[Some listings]
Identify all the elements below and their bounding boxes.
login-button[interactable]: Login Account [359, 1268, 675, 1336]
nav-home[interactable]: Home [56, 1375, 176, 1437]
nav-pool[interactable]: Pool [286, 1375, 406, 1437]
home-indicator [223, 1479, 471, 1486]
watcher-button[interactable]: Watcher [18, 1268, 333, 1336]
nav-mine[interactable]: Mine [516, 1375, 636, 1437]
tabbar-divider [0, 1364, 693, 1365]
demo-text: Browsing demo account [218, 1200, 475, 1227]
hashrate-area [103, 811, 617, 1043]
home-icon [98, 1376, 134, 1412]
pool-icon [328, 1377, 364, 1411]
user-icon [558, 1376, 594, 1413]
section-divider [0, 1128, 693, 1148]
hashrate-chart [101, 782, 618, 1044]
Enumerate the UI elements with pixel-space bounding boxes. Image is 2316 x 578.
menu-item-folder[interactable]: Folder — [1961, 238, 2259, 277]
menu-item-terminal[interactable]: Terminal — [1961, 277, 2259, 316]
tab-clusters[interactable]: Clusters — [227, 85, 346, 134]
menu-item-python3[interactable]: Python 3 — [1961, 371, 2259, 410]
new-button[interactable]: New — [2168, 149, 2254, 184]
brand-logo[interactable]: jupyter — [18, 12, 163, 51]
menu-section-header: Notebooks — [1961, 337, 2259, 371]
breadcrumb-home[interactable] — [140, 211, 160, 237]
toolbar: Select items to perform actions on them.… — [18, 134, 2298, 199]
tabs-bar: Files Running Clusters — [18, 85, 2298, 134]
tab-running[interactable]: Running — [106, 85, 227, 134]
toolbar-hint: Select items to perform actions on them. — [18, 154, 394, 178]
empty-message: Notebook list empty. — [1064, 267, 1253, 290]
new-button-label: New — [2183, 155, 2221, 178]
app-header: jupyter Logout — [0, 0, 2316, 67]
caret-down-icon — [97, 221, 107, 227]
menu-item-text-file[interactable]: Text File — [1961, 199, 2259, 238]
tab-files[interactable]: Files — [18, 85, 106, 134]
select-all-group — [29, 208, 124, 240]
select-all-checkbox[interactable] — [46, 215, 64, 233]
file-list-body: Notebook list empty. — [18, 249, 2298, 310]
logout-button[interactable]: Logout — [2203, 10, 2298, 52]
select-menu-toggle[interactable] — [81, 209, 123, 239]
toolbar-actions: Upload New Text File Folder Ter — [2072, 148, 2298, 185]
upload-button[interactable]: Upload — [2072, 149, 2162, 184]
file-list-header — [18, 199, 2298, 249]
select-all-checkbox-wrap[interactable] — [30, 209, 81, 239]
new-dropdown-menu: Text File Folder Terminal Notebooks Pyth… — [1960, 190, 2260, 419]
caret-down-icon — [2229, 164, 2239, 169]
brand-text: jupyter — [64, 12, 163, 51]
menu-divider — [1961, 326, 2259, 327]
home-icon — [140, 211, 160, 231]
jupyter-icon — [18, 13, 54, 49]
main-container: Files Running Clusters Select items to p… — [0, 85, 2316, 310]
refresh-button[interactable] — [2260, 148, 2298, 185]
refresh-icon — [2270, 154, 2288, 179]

Goal: Copy every line of the listings above word for word, changing nothing.

Complete response:
Identify all the elements below and their bounding boxes.
login-button[interactable]: Login Account [359, 1268, 675, 1336]
nav-home[interactable]: Home [56, 1375, 176, 1437]
nav-pool[interactable]: Pool [286, 1375, 406, 1437]
home-indicator [223, 1479, 471, 1486]
watcher-button[interactable]: Watcher [18, 1268, 333, 1336]
nav-mine[interactable]: Mine [516, 1375, 636, 1437]
tabbar-divider [0, 1364, 693, 1365]
demo-text: Browsing demo account [218, 1200, 475, 1227]
hashrate-area [103, 811, 617, 1043]
home-icon [98, 1376, 134, 1412]
pool-icon [328, 1377, 364, 1411]
user-icon [558, 1376, 594, 1413]
section-divider [0, 1128, 693, 1148]
hashrate-chart [101, 782, 618, 1044]
Enumerate the UI elements with pixel-space bounding boxes. Image is 2316 x 578.
menu-item-folder[interactable]: Folder — [1961, 238, 2259, 277]
menu-item-terminal[interactable]: Terminal — [1961, 277, 2259, 316]
tab-clusters[interactable]: Clusters — [227, 85, 346, 134]
menu-item-python3[interactable]: Python 3 — [1961, 371, 2259, 410]
new-button[interactable]: New — [2168, 149, 2254, 184]
brand-logo[interactable]: jupyter — [18, 12, 163, 51]
menu-section-header: Notebooks — [1961, 337, 2259, 371]
breadcrumb-home[interactable] — [140, 211, 160, 237]
toolbar: Select items to perform actions on them.… — [18, 134, 2298, 199]
tabs-bar: Files Running Clusters — [18, 85, 2298, 134]
tab-running[interactable]: Running — [106, 85, 227, 134]
toolbar-hint: Select items to perform actions on them. — [18, 154, 394, 178]
empty-message: Notebook list empty. — [1064, 267, 1253, 290]
new-button-label: New — [2183, 155, 2221, 178]
app-header: jupyter Logout — [0, 0, 2316, 67]
caret-down-icon — [97, 221, 107, 227]
menu-item-text-file[interactable]: Text File — [1961, 199, 2259, 238]
tab-files[interactable]: Files — [18, 85, 106, 134]
select-all-group — [29, 208, 124, 240]
select-all-checkbox[interactable] — [46, 215, 64, 233]
file-list-body: Notebook list empty. — [18, 249, 2298, 310]
logout-button[interactable]: Logout — [2203, 10, 2298, 52]
select-menu-toggle[interactable] — [81, 209, 123, 239]
toolbar-actions: Upload New Text File Folder Ter — [2072, 148, 2298, 185]
upload-button[interactable]: Upload — [2072, 149, 2162, 184]
file-list-header — [18, 199, 2298, 249]
select-all-checkbox-wrap[interactable] — [30, 209, 81, 239]
new-dropdown-menu: Text File Folder Terminal Notebooks Pyth… — [1960, 190, 2260, 419]
caret-down-icon — [2229, 164, 2239, 169]
brand-text: jupyter — [64, 12, 163, 51]
menu-divider — [1961, 326, 2259, 327]
home-icon — [140, 211, 160, 231]
jupyter-icon — [18, 13, 54, 49]
main-container: Files Running Clusters Select items to p… — [0, 85, 2316, 310]
refresh-button[interactable] — [2260, 148, 2298, 185]
refresh-icon — [2270, 154, 2288, 179]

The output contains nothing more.